> _YOUR OBJECTIVE_
From the listing below, pull out the lines that hold "title".

> _ROWS_

----

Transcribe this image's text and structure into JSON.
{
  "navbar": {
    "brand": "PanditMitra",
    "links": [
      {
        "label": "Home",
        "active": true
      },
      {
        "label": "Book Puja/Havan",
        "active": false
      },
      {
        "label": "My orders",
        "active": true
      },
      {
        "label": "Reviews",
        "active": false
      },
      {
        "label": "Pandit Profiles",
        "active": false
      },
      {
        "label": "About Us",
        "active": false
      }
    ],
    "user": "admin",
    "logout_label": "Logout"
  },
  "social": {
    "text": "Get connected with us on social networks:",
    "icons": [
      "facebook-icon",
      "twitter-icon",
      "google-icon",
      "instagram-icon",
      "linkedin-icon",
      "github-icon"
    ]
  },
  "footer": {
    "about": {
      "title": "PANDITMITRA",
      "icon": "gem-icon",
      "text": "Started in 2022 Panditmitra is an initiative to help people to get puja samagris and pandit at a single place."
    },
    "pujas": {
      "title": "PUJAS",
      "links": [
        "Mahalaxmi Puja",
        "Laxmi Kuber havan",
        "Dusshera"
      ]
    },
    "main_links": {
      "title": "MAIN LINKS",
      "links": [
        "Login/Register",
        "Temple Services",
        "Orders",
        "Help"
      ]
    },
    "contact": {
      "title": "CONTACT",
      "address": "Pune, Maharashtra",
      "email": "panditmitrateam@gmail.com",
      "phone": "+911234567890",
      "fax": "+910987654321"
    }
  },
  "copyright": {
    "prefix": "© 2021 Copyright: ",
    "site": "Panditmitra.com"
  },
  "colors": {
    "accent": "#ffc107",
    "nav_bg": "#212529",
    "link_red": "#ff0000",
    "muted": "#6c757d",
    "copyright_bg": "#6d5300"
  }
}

----

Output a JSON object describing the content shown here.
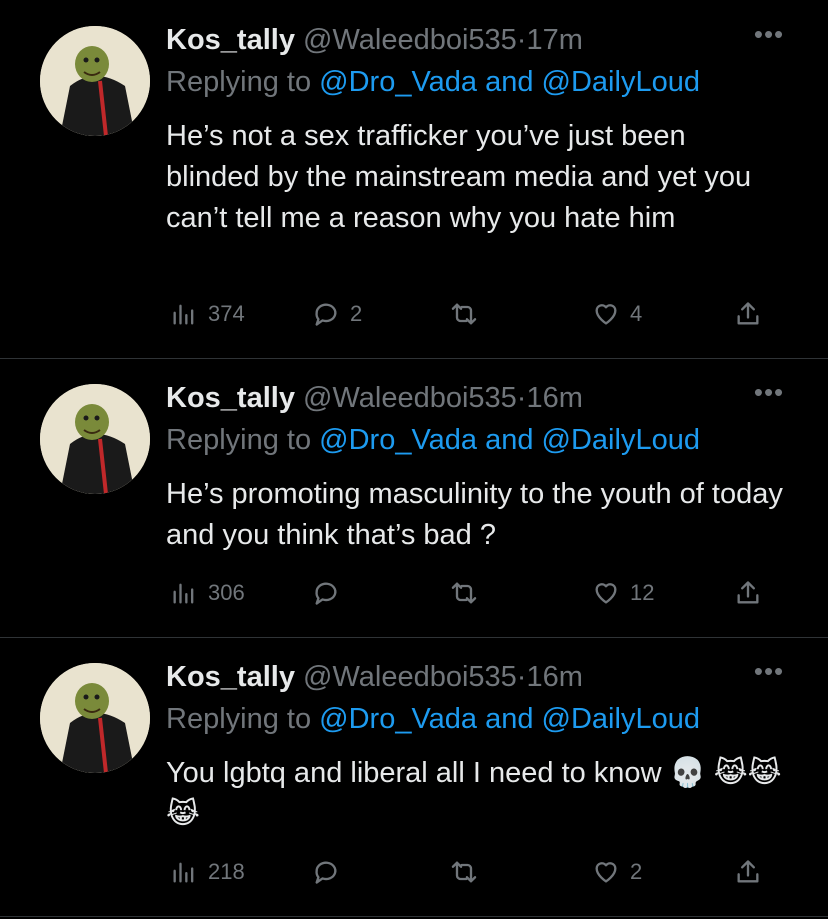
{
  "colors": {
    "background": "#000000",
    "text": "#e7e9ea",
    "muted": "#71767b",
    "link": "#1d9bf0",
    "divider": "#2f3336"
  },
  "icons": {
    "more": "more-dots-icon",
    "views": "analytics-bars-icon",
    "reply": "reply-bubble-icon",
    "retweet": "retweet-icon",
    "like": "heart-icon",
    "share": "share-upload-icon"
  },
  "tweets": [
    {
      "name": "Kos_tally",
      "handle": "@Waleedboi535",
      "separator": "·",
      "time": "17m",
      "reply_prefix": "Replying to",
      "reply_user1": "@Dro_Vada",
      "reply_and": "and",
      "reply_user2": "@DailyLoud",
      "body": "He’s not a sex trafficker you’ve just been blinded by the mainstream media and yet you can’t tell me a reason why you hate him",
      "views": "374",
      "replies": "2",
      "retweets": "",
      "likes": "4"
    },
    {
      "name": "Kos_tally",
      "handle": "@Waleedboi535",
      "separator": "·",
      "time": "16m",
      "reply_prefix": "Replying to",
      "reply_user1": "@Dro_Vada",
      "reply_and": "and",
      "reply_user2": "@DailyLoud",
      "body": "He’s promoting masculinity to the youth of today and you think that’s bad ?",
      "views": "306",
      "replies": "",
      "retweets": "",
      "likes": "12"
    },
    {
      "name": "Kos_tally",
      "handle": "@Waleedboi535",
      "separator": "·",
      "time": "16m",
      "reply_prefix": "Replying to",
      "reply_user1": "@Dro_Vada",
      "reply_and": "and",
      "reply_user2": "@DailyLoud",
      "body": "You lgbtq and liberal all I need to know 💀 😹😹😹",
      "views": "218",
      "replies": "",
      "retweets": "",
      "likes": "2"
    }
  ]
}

----

> _CORRECT RESULT_
      "title": "PANDITMITRA",
      "title": "PUJAS",
      "title": "MAIN LINKS",
      "title": "CONTACT",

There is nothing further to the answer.